## SET TASK
Find all lines in the listing that include the word "creo", then copy them.

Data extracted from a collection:

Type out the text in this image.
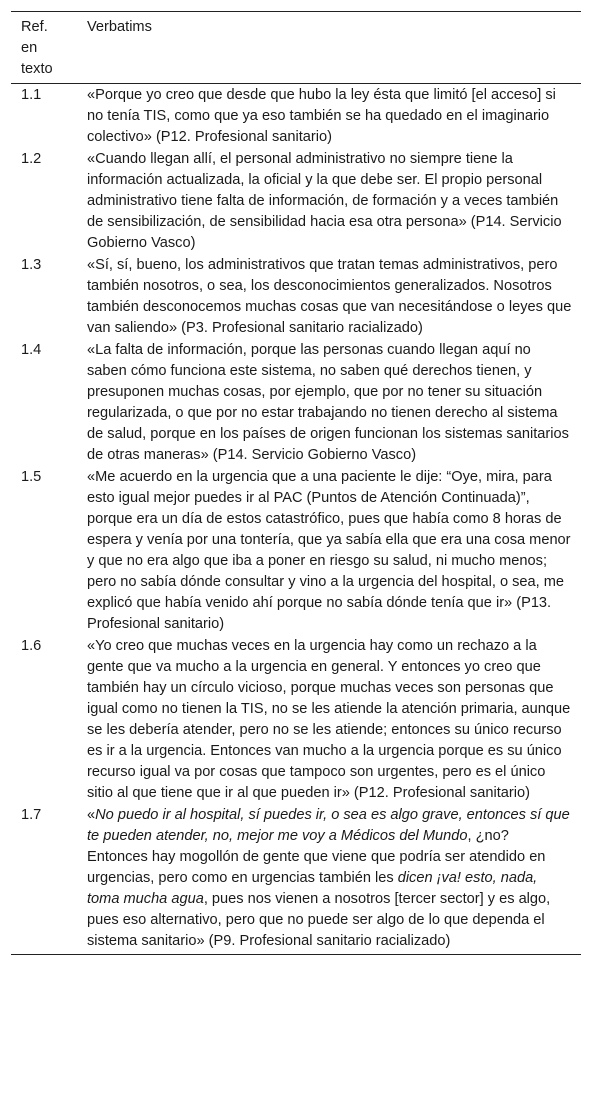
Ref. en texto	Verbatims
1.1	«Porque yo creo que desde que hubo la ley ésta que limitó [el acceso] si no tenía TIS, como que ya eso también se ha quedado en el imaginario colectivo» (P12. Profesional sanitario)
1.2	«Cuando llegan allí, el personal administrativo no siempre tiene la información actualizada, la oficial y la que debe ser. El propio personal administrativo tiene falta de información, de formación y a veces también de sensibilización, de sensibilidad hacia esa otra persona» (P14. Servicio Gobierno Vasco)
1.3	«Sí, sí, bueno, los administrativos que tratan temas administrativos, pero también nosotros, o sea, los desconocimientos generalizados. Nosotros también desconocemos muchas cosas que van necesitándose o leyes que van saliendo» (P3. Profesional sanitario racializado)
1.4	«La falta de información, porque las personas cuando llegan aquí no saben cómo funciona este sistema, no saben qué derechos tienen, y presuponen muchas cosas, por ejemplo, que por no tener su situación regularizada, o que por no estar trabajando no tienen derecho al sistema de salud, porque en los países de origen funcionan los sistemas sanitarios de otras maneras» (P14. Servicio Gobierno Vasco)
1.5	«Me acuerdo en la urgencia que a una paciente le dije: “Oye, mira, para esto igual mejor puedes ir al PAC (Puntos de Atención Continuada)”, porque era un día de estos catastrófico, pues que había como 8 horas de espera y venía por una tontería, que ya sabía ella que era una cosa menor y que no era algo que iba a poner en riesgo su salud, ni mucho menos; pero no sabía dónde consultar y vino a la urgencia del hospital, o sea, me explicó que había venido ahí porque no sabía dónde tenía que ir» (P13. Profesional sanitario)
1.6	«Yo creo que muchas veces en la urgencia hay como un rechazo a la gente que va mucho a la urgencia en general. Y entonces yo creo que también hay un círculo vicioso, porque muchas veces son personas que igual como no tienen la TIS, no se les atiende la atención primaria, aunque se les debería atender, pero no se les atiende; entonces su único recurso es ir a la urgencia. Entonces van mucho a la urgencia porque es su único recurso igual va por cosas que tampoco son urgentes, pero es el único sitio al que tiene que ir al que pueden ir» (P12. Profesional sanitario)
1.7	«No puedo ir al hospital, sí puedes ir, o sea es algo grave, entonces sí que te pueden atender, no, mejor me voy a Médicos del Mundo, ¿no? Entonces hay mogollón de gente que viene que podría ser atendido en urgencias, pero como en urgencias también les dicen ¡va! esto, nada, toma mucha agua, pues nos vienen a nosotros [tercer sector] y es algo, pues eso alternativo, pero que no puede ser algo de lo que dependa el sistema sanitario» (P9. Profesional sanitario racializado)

--

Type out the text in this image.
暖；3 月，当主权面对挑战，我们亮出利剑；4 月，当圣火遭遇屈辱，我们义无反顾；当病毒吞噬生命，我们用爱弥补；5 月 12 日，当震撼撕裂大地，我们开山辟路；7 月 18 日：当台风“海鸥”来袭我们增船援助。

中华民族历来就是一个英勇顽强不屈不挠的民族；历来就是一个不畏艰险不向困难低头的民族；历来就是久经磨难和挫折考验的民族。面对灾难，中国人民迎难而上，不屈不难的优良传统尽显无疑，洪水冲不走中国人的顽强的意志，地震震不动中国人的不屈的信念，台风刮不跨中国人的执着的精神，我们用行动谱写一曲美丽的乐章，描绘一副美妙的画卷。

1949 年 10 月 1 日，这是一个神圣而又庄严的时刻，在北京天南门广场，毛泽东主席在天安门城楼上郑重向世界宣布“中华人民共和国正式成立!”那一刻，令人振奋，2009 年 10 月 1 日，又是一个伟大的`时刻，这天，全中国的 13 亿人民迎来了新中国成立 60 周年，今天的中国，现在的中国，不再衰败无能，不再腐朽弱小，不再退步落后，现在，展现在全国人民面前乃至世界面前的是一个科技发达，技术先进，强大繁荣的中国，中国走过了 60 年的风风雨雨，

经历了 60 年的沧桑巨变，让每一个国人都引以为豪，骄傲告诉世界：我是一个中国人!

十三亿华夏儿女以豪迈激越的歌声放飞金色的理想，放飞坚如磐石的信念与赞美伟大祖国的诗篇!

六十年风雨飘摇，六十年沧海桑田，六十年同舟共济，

## EXERCISE OUTPUT
1.1	«Porque yo creo que desde que hubo la ley ésta que limitó [el acceso] si no tenía TIS, como que ya eso también se ha quedado en el imaginario colectivo» (P12. Profesional sanitario)
1.6	«Yo creo que muchas veces en la urgencia hay como un rechazo a la gente que va mucho a la urgencia en general. Y entonces yo creo que también hay un círculo vicioso, porque muchas veces son personas que igual como no tienen la TIS, no se les atiende la atención primaria, aunque se les debería atender, pero no se les atiende; entonces su único recurso es ir a la urgencia. Entonces van mucho a la urgencia porque es su único recurso igual va por cosas que tampoco son urgentes, pero es el único sitio al que tiene que ir al que pueden ir» (P12. Profesional sanitario)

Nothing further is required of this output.